** Begin Given data **

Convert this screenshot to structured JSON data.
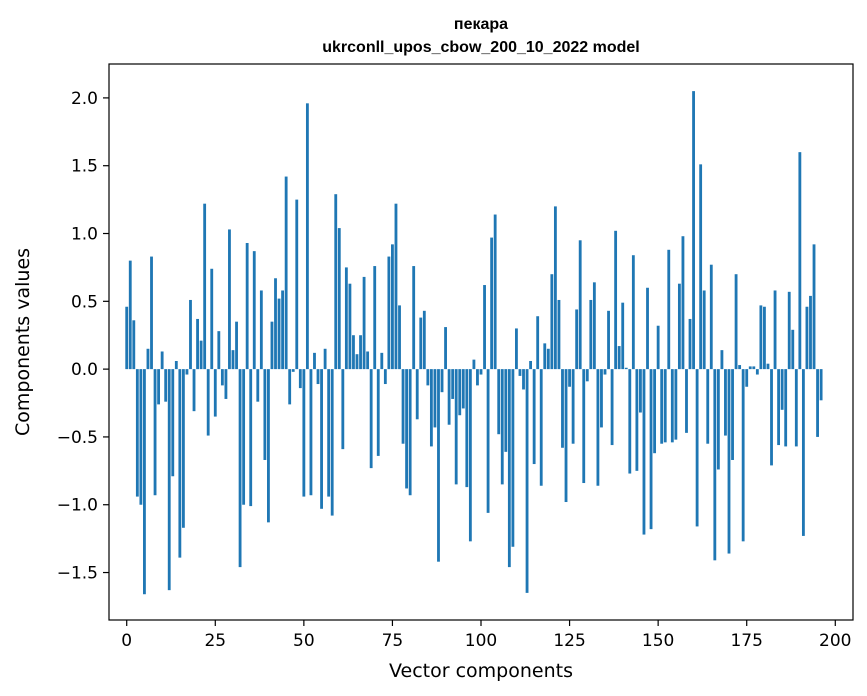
{
  "chart_data": {
    "type": "bar",
    "title_line1": "пекара",
    "title_line2": "ukrconll_upos_cbow_200_10_2022 model",
    "xlabel": "Vector components",
    "ylabel": "Components values",
    "xlim": [
      -5,
      205
    ],
    "ylim": [
      -1.85,
      2.25
    ],
    "xticks": [
      0,
      25,
      50,
      75,
      100,
      125,
      150,
      175,
      200
    ],
    "yticks": [
      -1.5,
      -1.0,
      -0.5,
      0.0,
      0.5,
      1.0,
      1.5,
      2.0
    ],
    "ytick_labels": [
      "−1.5",
      "−1.0",
      "−0.5",
      "0.0",
      "0.5",
      "1.0",
      "1.5",
      "2.0"
    ],
    "bar_color": "#1f77b4",
    "values": [
      0.46,
      0.8,
      0.36,
      -0.94,
      -1.0,
      -1.66,
      0.15,
      0.83,
      -0.93,
      -0.26,
      0.13,
      -0.24,
      -1.63,
      -0.79,
      0.06,
      -1.39,
      -1.17,
      -0.04,
      0.51,
      -0.31,
      0.37,
      0.21,
      1.22,
      -0.49,
      0.74,
      -0.35,
      0.28,
      -0.12,
      -0.22,
      1.03,
      0.14,
      0.35,
      -1.46,
      -1.0,
      0.93,
      -1.01,
      0.87,
      -0.24,
      0.58,
      -0.67,
      -1.13,
      0.35,
      0.67,
      0.52,
      0.58,
      1.42,
      -0.26,
      -0.02,
      1.25,
      -0.14,
      -0.94,
      1.96,
      -0.93,
      0.12,
      -0.11,
      -1.03,
      0.15,
      -0.94,
      -1.08,
      1.29,
      1.04,
      -0.59,
      0.75,
      0.63,
      0.25,
      0.11,
      0.25,
      0.68,
      0.13,
      -0.73,
      0.76,
      -0.64,
      0.12,
      -0.11,
      0.83,
      0.92,
      1.22,
      0.47,
      -0.55,
      -0.88,
      -0.93,
      0.76,
      -0.37,
      0.38,
      0.43,
      -0.12,
      -0.57,
      -0.43,
      -1.42,
      -0.17,
      0.31,
      -0.41,
      -0.22,
      -0.85,
      -0.34,
      -0.29,
      -0.87,
      -1.27,
      0.07,
      -0.12,
      -0.04,
      0.62,
      -1.06,
      0.97,
      1.14,
      -0.48,
      -0.85,
      -0.61,
      -1.46,
      -1.31,
      0.3,
      -0.05,
      -0.15,
      -1.65,
      0.06,
      -0.7,
      0.39,
      -0.86,
      0.19,
      0.15,
      0.7,
      1.2,
      0.51,
      -0.58,
      -0.98,
      -0.13,
      -0.55,
      0.44,
      0.95,
      -0.84,
      -0.09,
      0.51,
      0.64,
      -0.86,
      -0.43,
      -0.04,
      0.43,
      -0.56,
      1.02,
      0.17,
      0.49,
      0.01,
      -0.77,
      0.84,
      -0.75,
      -0.32,
      -1.22,
      0.6,
      -1.18,
      -0.62,
      0.32,
      -0.55,
      -0.54,
      0.88,
      -0.54,
      -0.52,
      0.63,
      0.98,
      -0.47,
      0.37,
      2.05,
      -1.16,
      1.51,
      0.58,
      -0.55,
      0.77,
      -1.41,
      -0.74,
      0.14,
      -0.49,
      -1.36,
      -0.67,
      0.7,
      0.03,
      -1.27,
      -0.13,
      0.02,
      0.02,
      -0.04,
      0.47,
      0.46,
      0.04,
      -0.71,
      0.58,
      -0.56,
      -0.3,
      -0.57,
      0.57,
      0.29,
      -0.57,
      1.6,
      -1.23,
      0.46,
      0.54,
      0.92,
      -0.5,
      -0.23
    ]
  }
}
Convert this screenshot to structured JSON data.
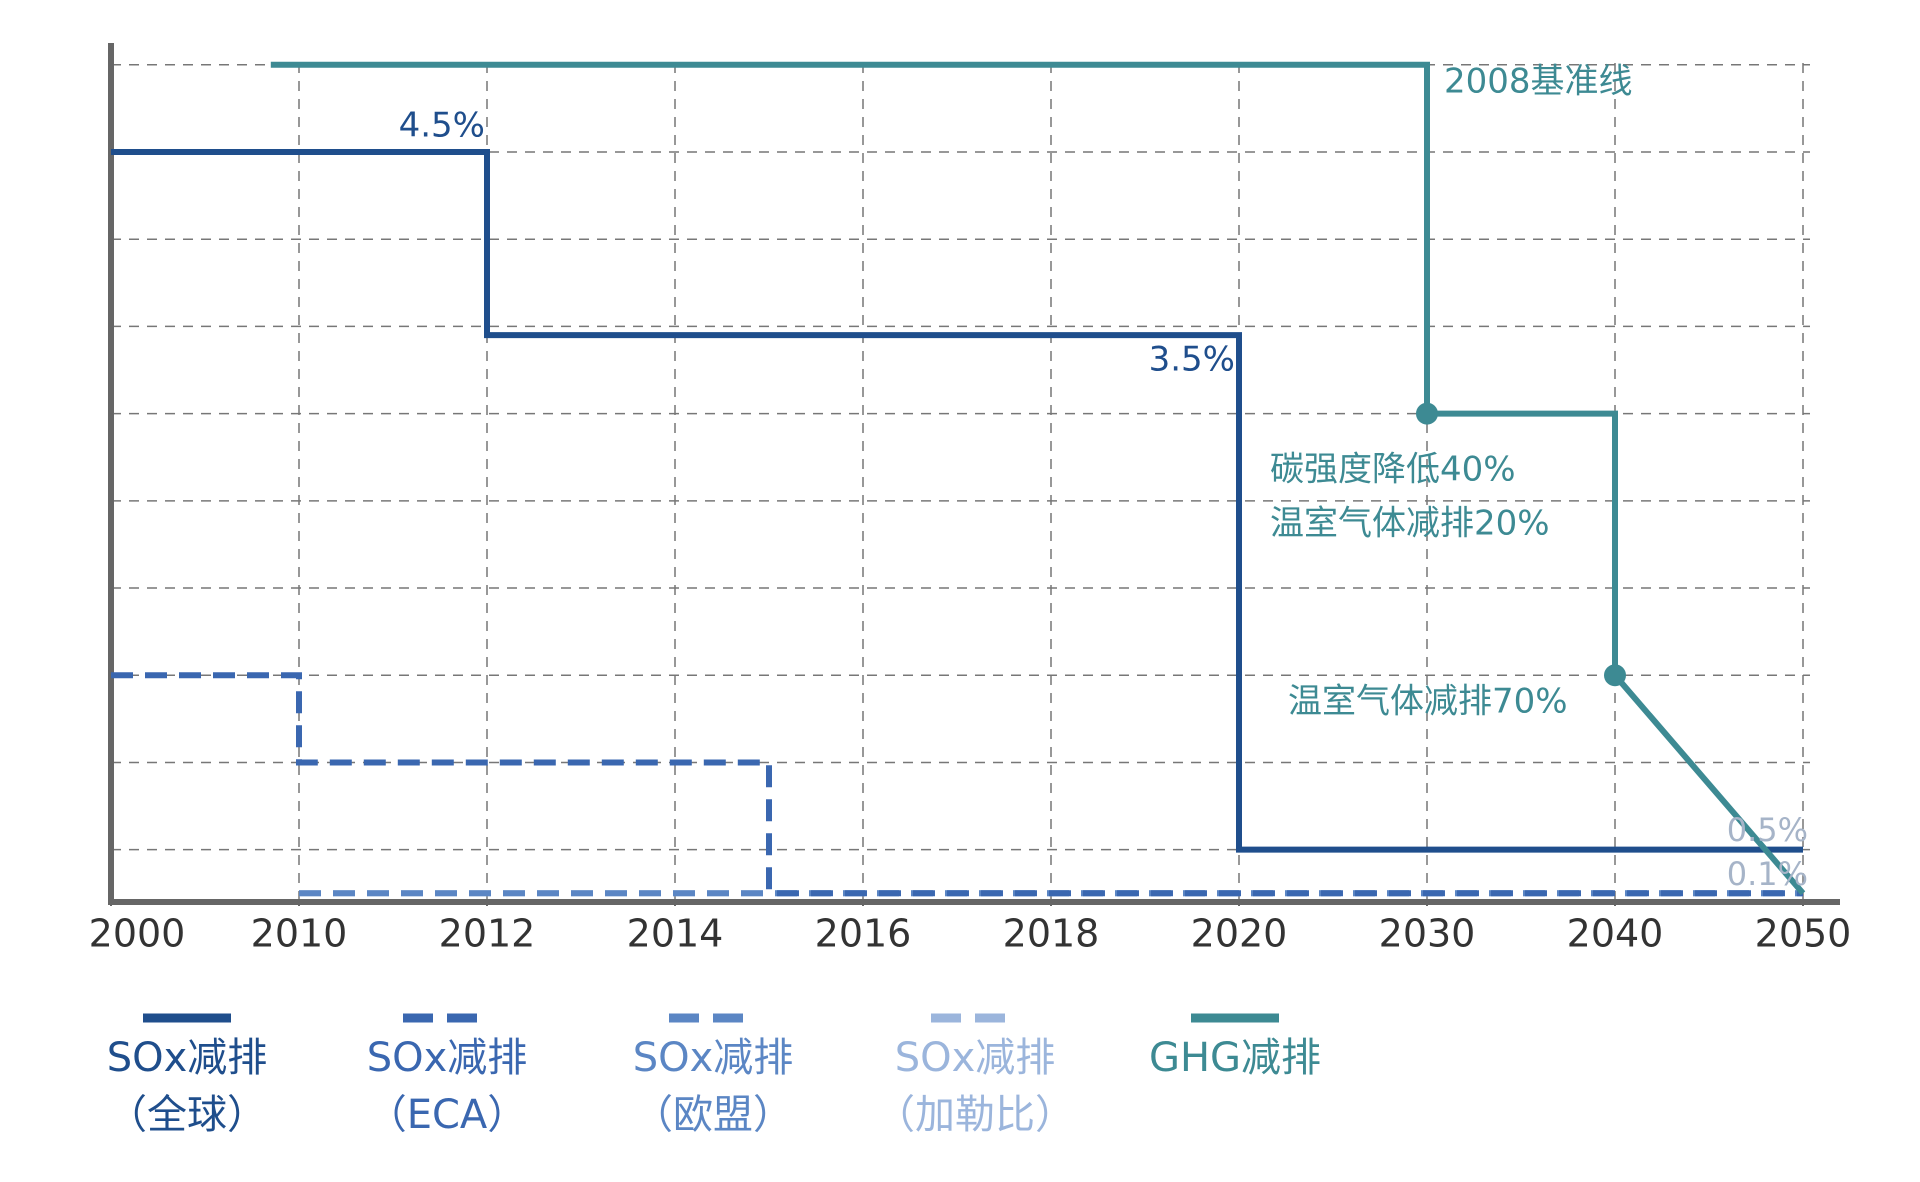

** End Given data **

**Task directions**. Return the material word for word. Pictures are not part of the copy.

**Answer**.
Convert this screenshot to structured JSON data.
{
  "chart_data": {
    "type": "bar",
    "title_line1": "пекара",
    "title_line2": "ukrconll_upos_cbow_200_10_2022 model",
    "xlabel": "Vector components",
    "ylabel": "Components values",
    "xlim": [
      -5,
      205
    ],
    "ylim": [
      -1.85,
      2.25
    ],
    "xticks": [
      0,
      25,
      50,
      75,
      100,
      125,
      150,
      175,
      200
    ],
    "yticks": [
      -1.5,
      -1.0,
      -0.5,
      0.0,
      0.5,
      1.0,
      1.5,
      2.0
    ],
    "ytick_labels": [
      "−1.5",
      "−1.0",
      "−0.5",
      "0.0",
      "0.5",
      "1.0",
      "1.5",
      "2.0"
    ],
    "bar_color": "#1f77b4",
    "values": [
      0.46,
      0.8,
      0.36,
      -0.94,
      -1.0,
      -1.66,
      0.15,
      0.83,
      -0.93,
      -0.26,
      0.13,
      -0.24,
      -1.63,
      -0.79,
      0.06,
      -1.39,
      -1.17,
      -0.04,
      0.51,
      -0.31,
      0.37,
      0.21,
      1.22,
      -0.49,
      0.74,
      -0.35,
      0.28,
      -0.12,
      -0.22,
      1.03,
      0.14,
      0.35,
      -1.46,
      -1.0,
      0.93,
      -1.01,
      0.87,
      -0.24,
      0.58,
      -0.67,
      -1.13,
      0.35,
      0.67,
      0.52,
      0.58,
      1.42,
      -0.26,
      -0.02,
      1.25,
      -0.14,
      -0.94,
      1.96,
      -0.93,
      0.12,
      -0.11,
      -1.03,
      0.15,
      -0.94,
      -1.08,
      1.29,
      1.04,
      -0.59,
      0.75,
      0.63,
      0.25,
      0.11,
      0.25,
      0.68,
      0.13,
      -0.73,
      0.76,
      -0.64,
      0.12,
      -0.11,
      0.83,
      0.92,
      1.22,
      0.47,
      -0.55,
      -0.88,
      -0.93,
      0.76,
      -0.37,
      0.38,
      0.43,
      -0.12,
      -0.57,
      -0.43,
      -1.42,
      -0.17,
      0.31,
      -0.41,
      -0.22,
      -0.85,
      -0.34,
      -0.29,
      -0.87,
      -1.27,
      0.07,
      -0.12,
      -0.04,
      0.62,
      -1.06,
      0.97,
      1.14,
      -0.48,
      -0.85,
      -0.61,
      -1.46,
      -1.31,
      0.3,
      -0.05,
      -0.15,
      -1.65,
      0.06,
      -0.7,
      0.39,
      -0.86,
      0.19,
      0.15,
      0.7,
      1.2,
      0.51,
      -0.58,
      -0.98,
      -0.13,
      -0.55,
      0.44,
      0.95,
      -0.84,
      -0.09,
      0.51,
      0.64,
      -0.86,
      -0.43,
      -0.04,
      0.43,
      -0.56,
      1.02,
      0.17,
      0.49,
      0.01,
      -0.77,
      0.84,
      -0.75,
      -0.32,
      -1.22,
      0.6,
      -1.18,
      -0.62,
      0.32,
      -0.55,
      -0.54,
      0.88,
      -0.54,
      -0.52,
      0.63,
      0.98,
      -0.47,
      0.37,
      2.05,
      -1.16,
      1.51,
      0.58,
      -0.55,
      0.77,
      -1.41,
      -0.74,
      0.14,
      -0.49,
      -1.36,
      -0.67,
      0.7,
      0.03,
      -1.27,
      -0.13,
      0.02,
      0.02,
      -0.04,
      0.47,
      0.46,
      0.04,
      -0.71,
      0.58,
      -0.56,
      -0.3,
      -0.57,
      0.57,
      0.29,
      -0.57,
      1.6,
      -1.23,
      0.46,
      0.54,
      0.92,
      -0.5,
      -0.23
    ]
  }
}
Convert this screenshot to structured JSON data.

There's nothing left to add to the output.